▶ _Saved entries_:
****

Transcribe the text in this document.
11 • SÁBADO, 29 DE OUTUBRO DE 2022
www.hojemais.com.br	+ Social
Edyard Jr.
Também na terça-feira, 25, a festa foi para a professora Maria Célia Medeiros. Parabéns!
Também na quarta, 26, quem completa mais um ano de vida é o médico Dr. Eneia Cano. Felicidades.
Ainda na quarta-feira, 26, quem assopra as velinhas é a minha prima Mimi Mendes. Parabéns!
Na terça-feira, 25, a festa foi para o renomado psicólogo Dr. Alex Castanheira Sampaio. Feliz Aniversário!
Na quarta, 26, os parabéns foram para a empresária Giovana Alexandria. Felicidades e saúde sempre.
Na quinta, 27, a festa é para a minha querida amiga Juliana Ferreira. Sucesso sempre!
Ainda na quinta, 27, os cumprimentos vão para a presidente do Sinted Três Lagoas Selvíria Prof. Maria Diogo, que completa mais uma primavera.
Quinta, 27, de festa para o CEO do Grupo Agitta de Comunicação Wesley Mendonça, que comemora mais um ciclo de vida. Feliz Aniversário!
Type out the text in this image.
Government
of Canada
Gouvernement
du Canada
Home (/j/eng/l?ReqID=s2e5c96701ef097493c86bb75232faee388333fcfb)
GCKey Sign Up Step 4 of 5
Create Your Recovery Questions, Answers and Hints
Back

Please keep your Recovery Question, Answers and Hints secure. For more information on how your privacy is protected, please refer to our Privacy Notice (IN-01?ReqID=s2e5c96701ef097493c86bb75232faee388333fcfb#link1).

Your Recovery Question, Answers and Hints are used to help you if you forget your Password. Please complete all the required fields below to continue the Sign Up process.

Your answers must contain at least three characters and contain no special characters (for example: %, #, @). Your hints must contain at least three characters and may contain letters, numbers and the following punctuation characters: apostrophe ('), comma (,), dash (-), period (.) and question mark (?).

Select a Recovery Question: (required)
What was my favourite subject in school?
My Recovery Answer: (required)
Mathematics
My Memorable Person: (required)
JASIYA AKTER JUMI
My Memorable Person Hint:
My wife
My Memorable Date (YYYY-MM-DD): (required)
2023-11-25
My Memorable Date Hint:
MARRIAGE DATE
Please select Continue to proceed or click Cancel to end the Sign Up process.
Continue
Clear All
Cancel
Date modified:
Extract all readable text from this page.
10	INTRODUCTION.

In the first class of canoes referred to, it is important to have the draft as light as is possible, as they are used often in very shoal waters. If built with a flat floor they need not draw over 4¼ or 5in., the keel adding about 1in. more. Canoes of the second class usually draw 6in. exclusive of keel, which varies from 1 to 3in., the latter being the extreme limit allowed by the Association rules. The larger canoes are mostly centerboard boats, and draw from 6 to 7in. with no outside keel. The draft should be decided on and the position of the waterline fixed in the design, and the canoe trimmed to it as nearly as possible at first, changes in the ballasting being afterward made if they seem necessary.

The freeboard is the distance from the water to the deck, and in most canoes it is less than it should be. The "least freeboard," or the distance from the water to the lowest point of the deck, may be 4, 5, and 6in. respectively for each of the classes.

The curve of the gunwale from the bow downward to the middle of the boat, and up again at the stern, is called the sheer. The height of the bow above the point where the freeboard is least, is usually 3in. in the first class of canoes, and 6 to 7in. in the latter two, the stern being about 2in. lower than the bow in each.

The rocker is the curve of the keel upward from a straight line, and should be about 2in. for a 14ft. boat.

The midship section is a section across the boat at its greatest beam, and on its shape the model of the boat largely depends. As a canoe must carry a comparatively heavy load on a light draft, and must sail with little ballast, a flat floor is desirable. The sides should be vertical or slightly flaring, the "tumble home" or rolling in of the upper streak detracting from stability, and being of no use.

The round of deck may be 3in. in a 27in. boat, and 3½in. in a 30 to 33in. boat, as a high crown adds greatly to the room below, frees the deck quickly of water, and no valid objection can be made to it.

****

▶ _JOB_: Go through the records and print each one exactly.

▶ _WRITTEN SOLUTION_:
Transcribe the text in this document.
11 • SÁBADO, 29 DE OUTUBRO DE 2022
www.hojemais.com.br	+ Social
Edyard Jr.
Também na terça-feira, 25, a festa foi para a professora Maria Célia Medeiros. Parabéns!
Também na quarta, 26, quem completa mais um ano de vida é o médico Dr. Eneia Cano. Felicidades.
Ainda na quarta-feira, 26, quem assopra as velinhas é a minha prima Mimi Mendes. Parabéns!
Na terça-feira, 25, a festa foi para o renomado psicólogo Dr. Alex Castanheira Sampaio. Feliz Aniversário!
Na quarta, 26, os parabéns foram para a empresária Giovana Alexandria. Felicidades e saúde sempre.
Na quinta, 27, a festa é para a minha querida amiga Juliana Ferreira. Sucesso sempre!
Ainda na quinta, 27, os cumprimentos vão para a presidente do Sinted Três Lagoas Selvíria Prof. Maria Diogo, que completa mais uma primavera.
Quinta, 27, de festa para o CEO do Grupo Agitta de Comunicação Wesley Mendonça, que comemora mais um ciclo de vida. Feliz Aniversário!
Type out the text in this image.
Government
of Canada
Gouvernement
du Canada
Home (/j/eng/l?ReqID=s2e5c96701ef097493c86bb75232faee388333fcfb)
GCKey Sign Up Step 4 of 5
Create Your Recovery Questions, Answers and Hints
Back

Please keep your Recovery Question, Answers and Hints secure. For more information on how your privacy is protected, please refer to our Privacy Notice (IN-01?ReqID=s2e5c96701ef097493c86bb75232faee388333fcfb#link1).

Your Recovery Question, Answers and Hints are used to help you if you forget your Password. Please complete all the required fields below to continue the Sign Up process.

Your answers must contain at least three characters and contain no special characters (for example: %, #, @). Your hints must contain at least three characters and may contain letters, numbers and the following punctuation characters: apostrophe ('), comma (,), dash (-), period (.) and question mark (?).

Select a Recovery Question: (required)
What was my favourite subject in school?
My Recovery Answer: (required)
Mathematics
My Memorable Person: (required)
JASIYA AKTER JUMI
My Memorable Person Hint:
My wife
My Memorable Date (YYYY-MM-DD): (required)
2023-11-25
My Memorable Date Hint:
MARRIAGE DATE
Please select Continue to proceed or click Cancel to end the Sign Up process.
Continue
Clear All
Cancel
Date modified:
Extract all readable text from this page.
10	INTRODUCTION.

In the first class of canoes referred to, it is important to have the draft as light as is possible, as they are used often in very shoal waters. If built with a flat floor they need not draw over 4¼ or 5in., the keel adding about 1in. more. Canoes of the second class usually draw 6in. exclusive of keel, which varies from 1 to 3in., the latter being the extreme limit allowed by the Association rules. The larger canoes are mostly centerboard boats, and draw from 6 to 7in. with no outside keel. The draft should be decided on and the position of the waterline fixed in the design, and the canoe trimmed to it as nearly as possible at first, changes in the ballasting being afterward made if they seem necessary.

The freeboard is the distance from the water to the deck, and in most canoes it is less than it should be. The "least freeboard," or the distance from the water to the lowest point of the deck, may be 4, 5, and 6in. respectively for each of the classes.

The curve of the gunwale from the bow downward to the middle of the boat, and up again at the stern, is called the sheer. The height of the bow above the point where the freeboard is least, is usually 3in. in the first class of canoes, and 6 to 7in. in the latter two, the stern being about 2in. lower than the bow in each.

The rocker is the curve of the keel upward from a straight line, and should be about 2in. for a 14ft. boat.

The midship section is a section across the boat at its greatest beam, and on its shape the model of the boat largely depends. As a canoe must carry a comparatively heavy load on a light draft, and must sail with little ballast, a flat floor is desirable. The sides should be vertical or slightly flaring, the "tumble home" or rolling in of the upper streak detracting from stability, and being of no use.

The round of deck may be 3in. in a 27in. boat, and 3½in. in a 30 to 33in. boat, as a high crown adds greatly to the room below, frees the deck quickly of water, and no valid objection can be made to it.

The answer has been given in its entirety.